## DATA SUPPLIED
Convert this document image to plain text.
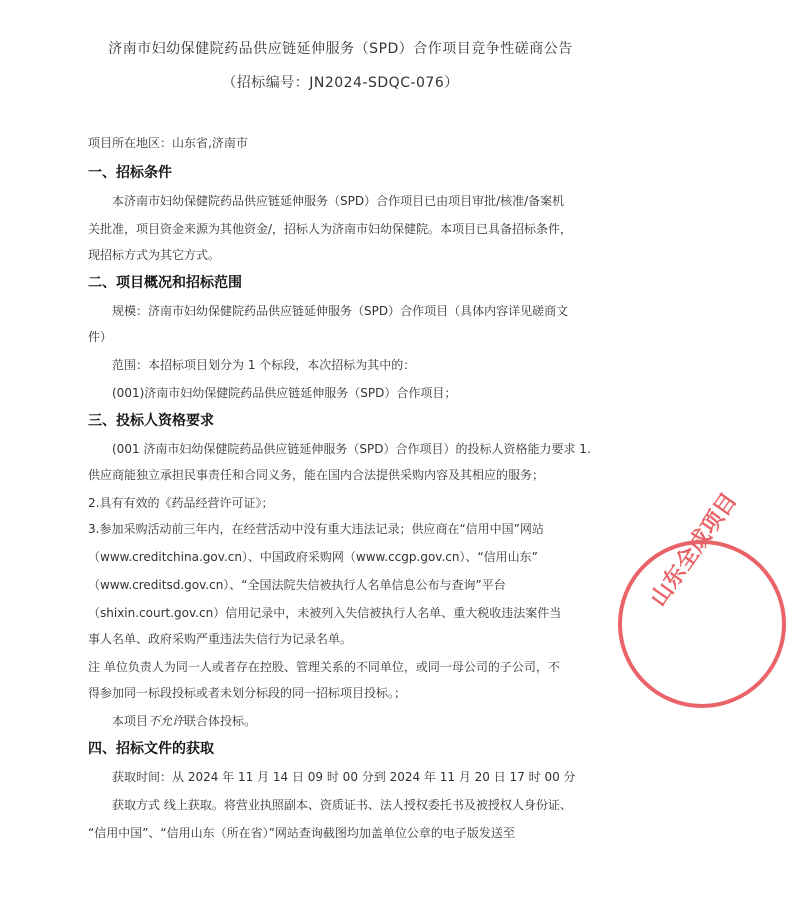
济南市妇幼保健院药品供应链延伸服务（SPD）合作项目竞争性磋商公告
（招标编号：JN2024-SDQC-076）
项目所在地区：山东省,济南市
一、招标条件
本济南市妇幼保健院药品供应链延伸服务（SPD）合作项目已由项目审批/核准/备案机
关批准，项目资金来源为其他资金/，招标人为济南市妇幼保健院。本项目已具备招标条件，
现招标方式为其它方式。
二、项目概况和招标范围
规模：济南市妇幼保健院药品供应链延伸服务（SPD）合作项目（具体内容详见磋商文
件）
范围：本招标项目划分为 1 个标段，本次招标为其中的：
(001)济南市妇幼保健院药品供应链延伸服务（SPD）合作项目；
三、投标人资格要求
(001 济南市妇幼保健院药品供应链延伸服务（SPD）合作项目）的投标人资格能力要求 1.
供应商能独立承担民事责任和合同义务，能在国内合法提供采购内容及其相应的服务；
2.具有有效的《药品经营许可证》；
3.参加采购活动前三年内，在经营活动中没有重大违法记录；供应商在“信用中国”网站
（www.creditchina.gov.cn）、中国政府采购网（www.ccgp.gov.cn）、“信用山东”
（www.creditsd.gov.cn）、“全国法院失信被执行人名单信息公布与查询”平台
（shixin.court.gov.cn）信用记录中，未被列入失信被执行人名单、重大税收违法案件当
事人名单、政府采购严重违法失信行为记录名单。
注 单位负责人为同一人或者存在控股、管理关系的不同单位，或同一母公司的子公司，不
得参加同一标段投标或者未划分标段的同一招标项目投标。；
本项目不允许联合体投标。
四、招标文件的获取
获取时间：从 2024 年 11 月 14 日 09 时 00 分到 2024 年 11 月 20 日 17 时 00 分
获取方式 线上获取。将营业执照副本、资质证书、法人授权委托书及被授权人身份证、
“信用中国”、“信用山东（所在省）”网站查询截图均加盖单位公章的电子版发送至
山东全成项目
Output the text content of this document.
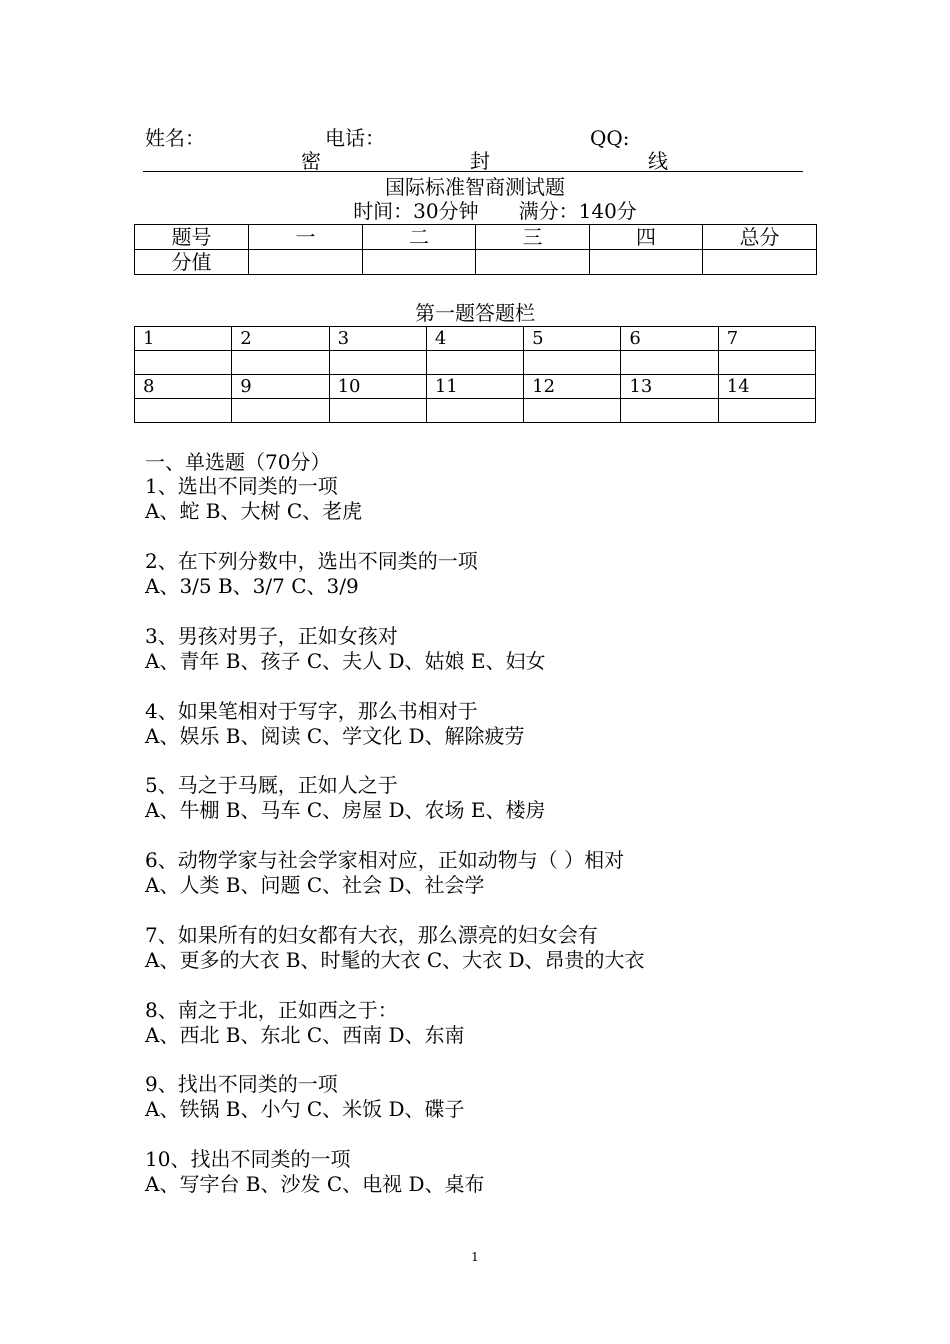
姓名：	电话：	QQ:
密	封	线
国际标准智商测试题
时间：30分钟　　满分：140分
题号	一	二	三	四	总分
分值					
第一题答题栏
1	2	3	4	5	6	7

8	9	10	11	12	13	14

一、单选题（70分）
1、选出不同类的一项
A、蛇 B、大树 C、老虎
2、在下列分数中，选出不同类的一项
A、3/5 B、3/7 C、3/9
3、男孩对男子，正如女孩对
A、青年 B、孩子 C、夫人 D、姑娘 E、妇女
4、如果笔相对于写字，那么书相对于
A、娱乐 B、阅读 C、学文化 D、解除疲劳
5、马之于马厩，正如人之于
A、牛棚 B、马车 C、房屋 D、农场 E、楼房
6、动物学家与社会学家相对应，正如动物与（ ）相对
A、人类 B、问题 C、社会 D、社会学
7、如果所有的妇女都有大衣，那么漂亮的妇女会有
A、更多的大衣 B、时髦的大衣 C、大衣 D、昂贵的大衣
8、南之于北，正如西之于：
A、西北 B、东北 C、西南 D、东南
9、找出不同类的一项
A、铁锅 B、小勺 C、米饭 D、碟子
10、找出不同类的一项
A、写字台 B、沙发 C、电视 D、桌布
1
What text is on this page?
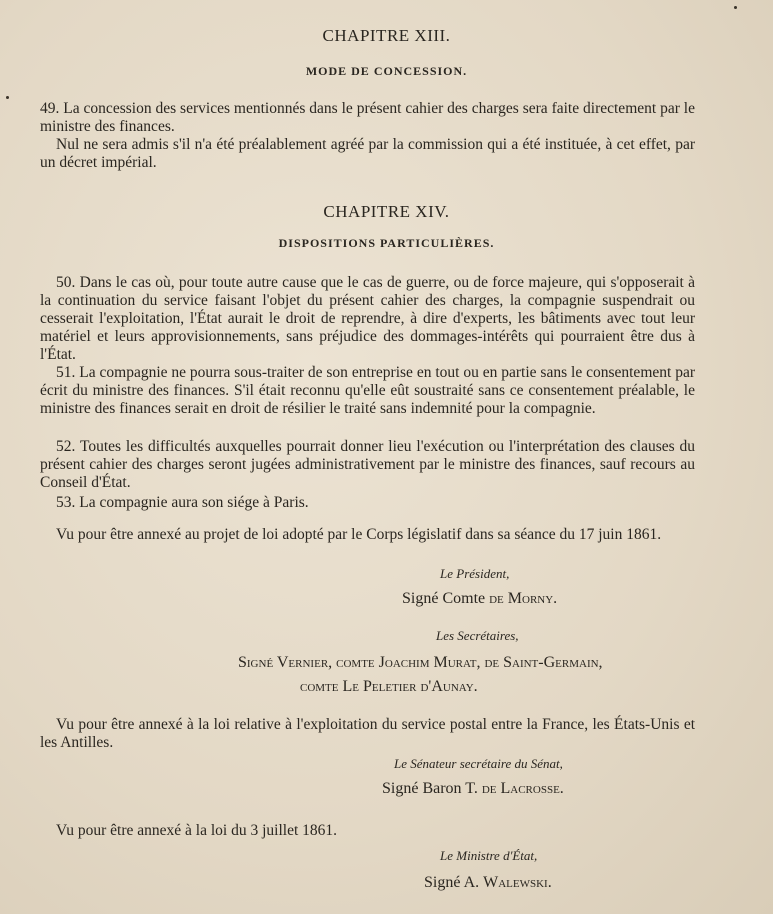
CHAPITRE XIII.

MODE DE CONCESSION.

49. La concession des services mentionnés dans le présent cahier des charges sera faite directement par le ministre des finances.

Nul ne sera admis s'il n'a été préalablement agréé par la commission qui a été instituée, à cet effet, par un décret impérial.

CHAPITRE XIV.

DISPOSITIONS PARTICULIÈRES.

50. Dans le cas où, pour toute autre cause que le cas de guerre, ou de force majeure, qui s'opposerait à la continuation du service faisant l'objet du présent cahier des charges, la compagnie suspendrait ou cesserait l'exploitation, l'État aurait le droit de reprendre, à dire d'experts, les bâtiments avec tout leur matériel et leurs approvisionnements, sans préjudice des dommages-intérêts qui pourraient être dus à l'État.

51. La compagnie ne pourra sous-traiter de son entreprise en tout ou en partie sans le consentement par écrit du ministre des finances. S'il était reconnu qu'elle eût soustraité sans ce consentement préalable, le ministre des finances serait en droit de résilier le traité sans indemnité pour la compagnie.

52. Toutes les difficultés auxquelles pourrait donner lieu l'exécution ou l'interprétation des clauses du présent cahier des charges seront jugées administrativement par le ministre des finances, sauf recours au Conseil d'État.

53. La compagnie aura son siége à Paris.

Vu pour être annexé au projet de loi adopté par le Corps législatif dans sa séance du 17 juin 1861.

Le Président,

Signé Comte de Morny.

Les Secrétaires,

Signé Vernier, comte Joachim Murat, de Saint-Germain,

comte Le Peletier d'Aunay.

Vu pour être annexé à la loi relative à l'exploitation du service postal entre la France, les États-Unis et les Antilles.

Le Sénateur secrétaire du Sénat,

Signé Baron T. de Lacrosse.

Vu pour être annexé à la loi du 3 juillet 1861.

Le Ministre d'État,

Signé A. Walewski.
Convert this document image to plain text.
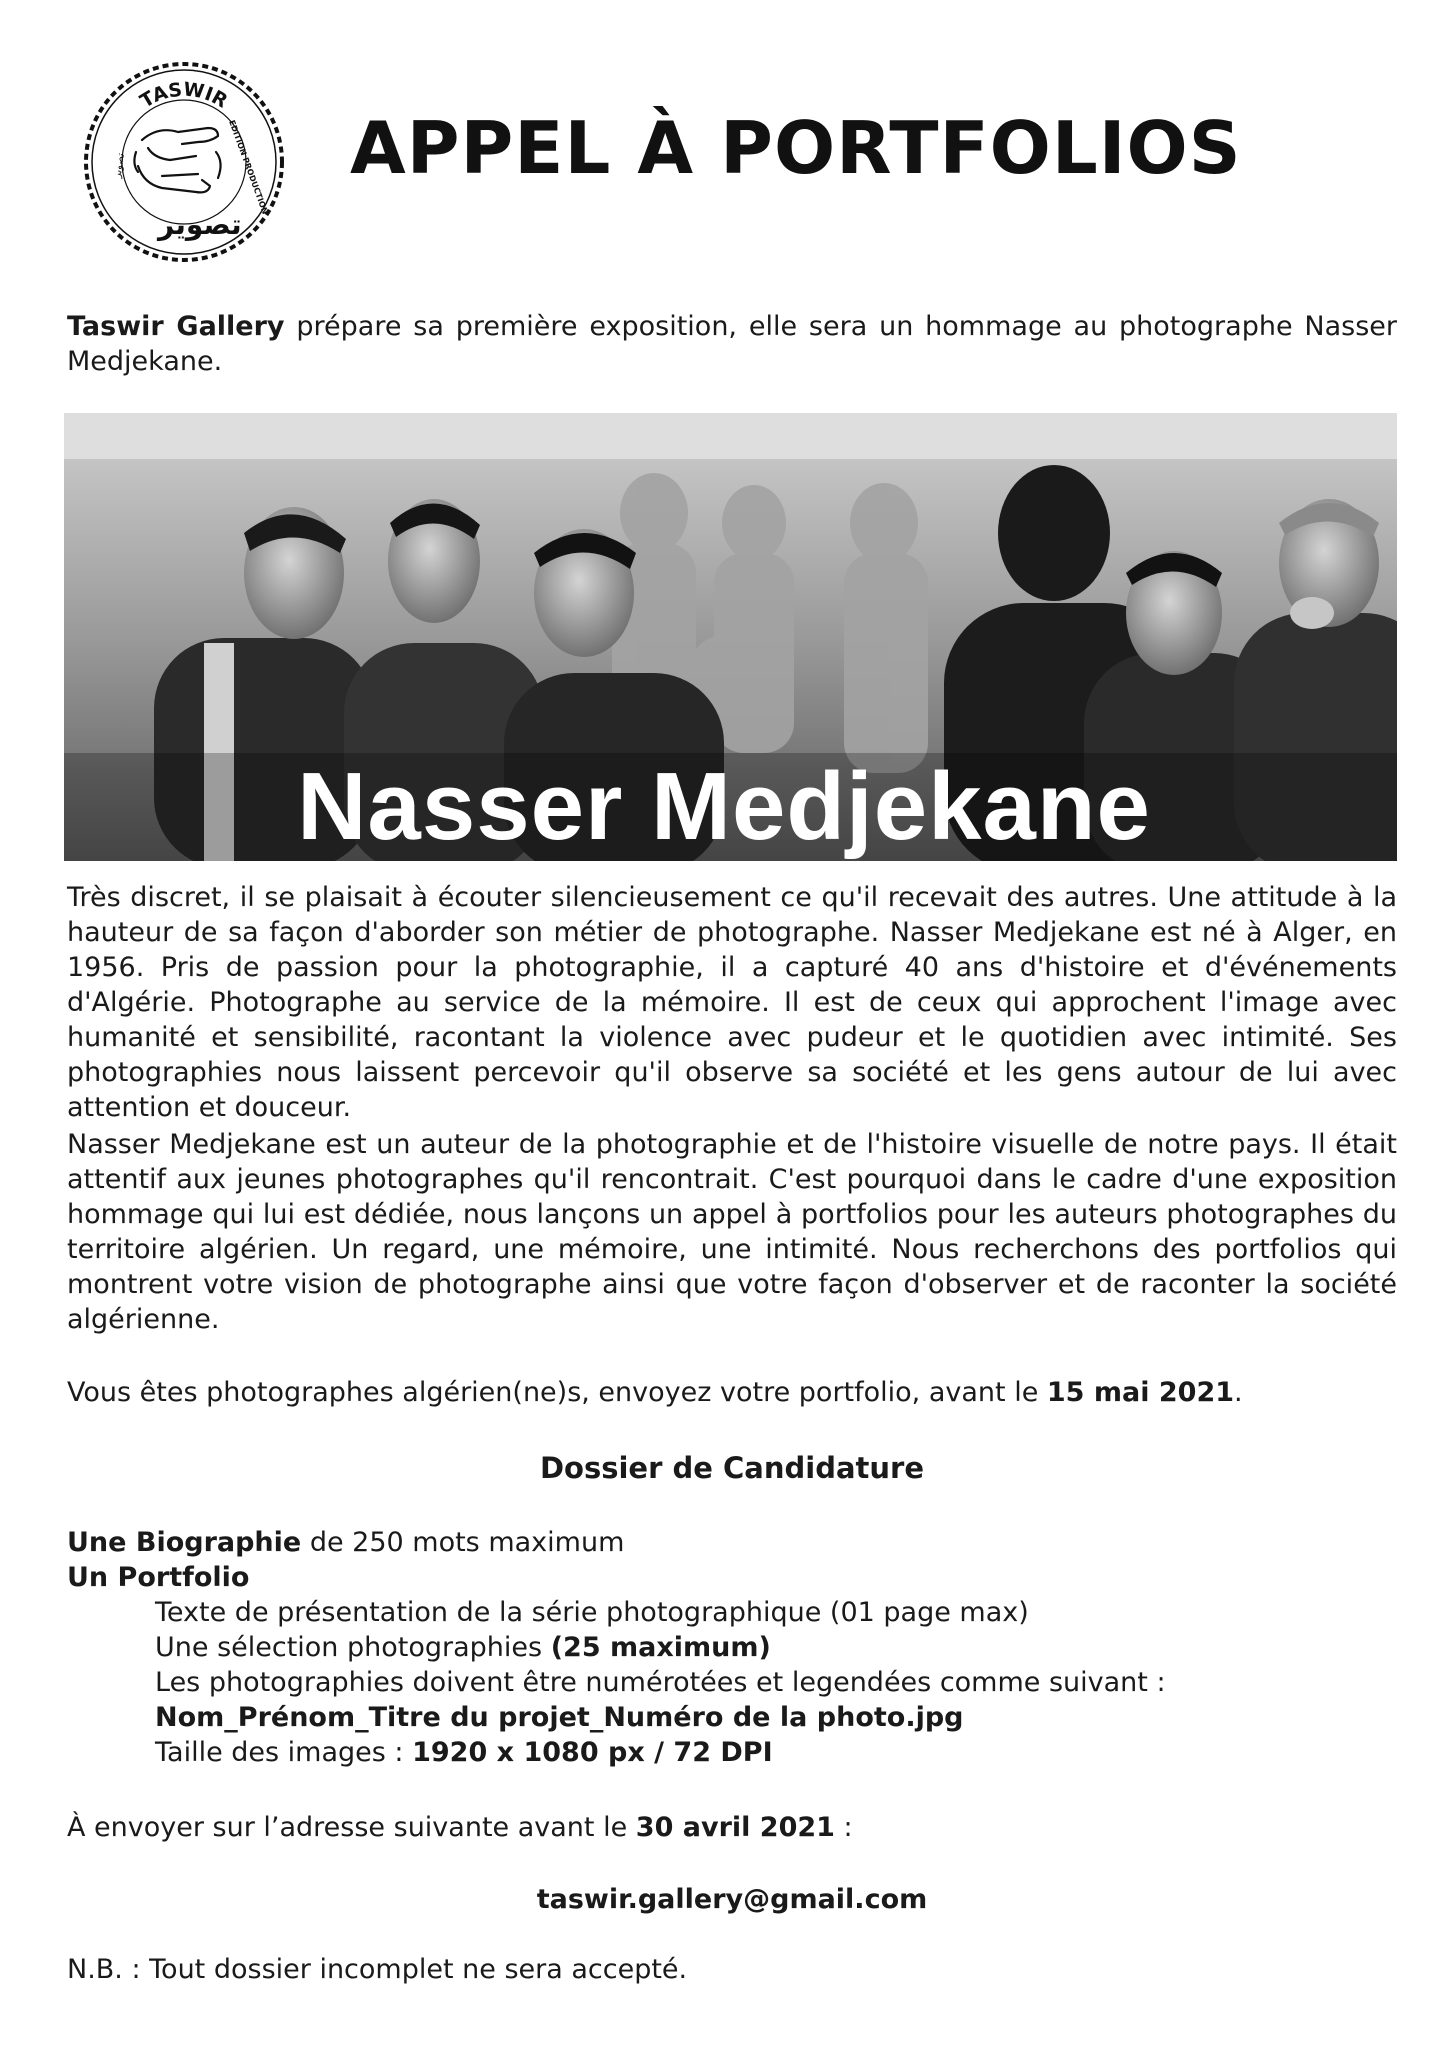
TASWIR
EDITION PRODUCTION
تصوير
تصوير	APPEL À PORTFOLIOS
Taswir Gallery prépare sa première exposition, elle sera un hommage au photographe Nasser Medjekane.
Nasser Medjekane
Très discret, il se plaisait à écouter silencieusement ce qu'il recevait des autres. Une attitude à la hauteur de sa façon d'aborder son métier de photographe. Nasser Medjekane est né à Alger, en 1956. Pris de passion pour la photographie, il a capturé 40 ans d'histoire et d'événements d'Algérie. Photographe au service de la mémoire. Il est de ceux qui approchent l'image avec humanité et sensibilité, racontant la violence avec pudeur et le quotidien avec intimité. Ses photographies nous laissent percevoir qu'il observe sa société et les gens autour de lui avec attention et douceur.
Nasser Medjekane est un auteur de la photographie et de l'histoire visuelle de notre pays. Il était attentif aux jeunes photographes qu'il rencontrait. C'est pourquoi dans le cadre d'une exposition hommage qui lui est dédiée, nous lançons un appel à portfolios pour les auteurs photographes du territoire algérien. Un regard, une mémoire, une intimité. Nous recherchons des portfolios qui montrent votre vision de photographe ainsi que votre façon d'observer et de raconter la société algérienne.
Vous êtes photographes algérien(ne)s, envoyez votre portfolio, avant le 15 mai 2021.
Dossier de Candidature
Une Biographie de 250 mots maximum
Un Portfolio
Texte de présentation de la série photographique (01 page max)
Une sélection photographies (25 maximum)
Les photographies doivent être numérotées et legendées comme suivant :
Nom_Prénom_Titre du projet_Numéro de la photo.jpg
Taille des images : 1920 x 1080 px / 72 DPI
À envoyer sur l’adresse suivante avant le 30 avril 2021 :
taswir.gallery@gmail.com
N.B. : Tout dossier incomplet ne sera accepté.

## WHAT NEEDS TO BE DONE
Provide the number of lines in the entries that include "charges", and no other text.

## WRITTEN RESPONSE
3